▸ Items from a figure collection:
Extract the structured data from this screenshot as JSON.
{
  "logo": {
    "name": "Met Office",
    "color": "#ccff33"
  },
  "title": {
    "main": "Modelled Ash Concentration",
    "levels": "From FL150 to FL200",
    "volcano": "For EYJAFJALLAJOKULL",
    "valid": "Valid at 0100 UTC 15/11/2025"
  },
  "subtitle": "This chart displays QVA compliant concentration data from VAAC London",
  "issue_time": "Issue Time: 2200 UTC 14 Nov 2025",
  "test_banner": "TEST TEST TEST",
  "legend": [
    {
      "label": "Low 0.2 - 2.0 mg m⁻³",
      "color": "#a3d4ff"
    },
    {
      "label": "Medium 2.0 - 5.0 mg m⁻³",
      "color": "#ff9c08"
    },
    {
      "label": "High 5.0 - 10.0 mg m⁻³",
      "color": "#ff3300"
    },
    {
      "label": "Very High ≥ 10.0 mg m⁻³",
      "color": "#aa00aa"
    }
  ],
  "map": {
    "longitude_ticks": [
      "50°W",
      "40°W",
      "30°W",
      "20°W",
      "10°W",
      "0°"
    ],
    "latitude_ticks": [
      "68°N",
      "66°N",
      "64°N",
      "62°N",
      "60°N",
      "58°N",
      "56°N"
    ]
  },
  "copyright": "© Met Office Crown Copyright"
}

▸ GIVEN INSTRUCTION: Give only the number of lines in the entries that contain "label".

▸ FULL RESPONSE: 4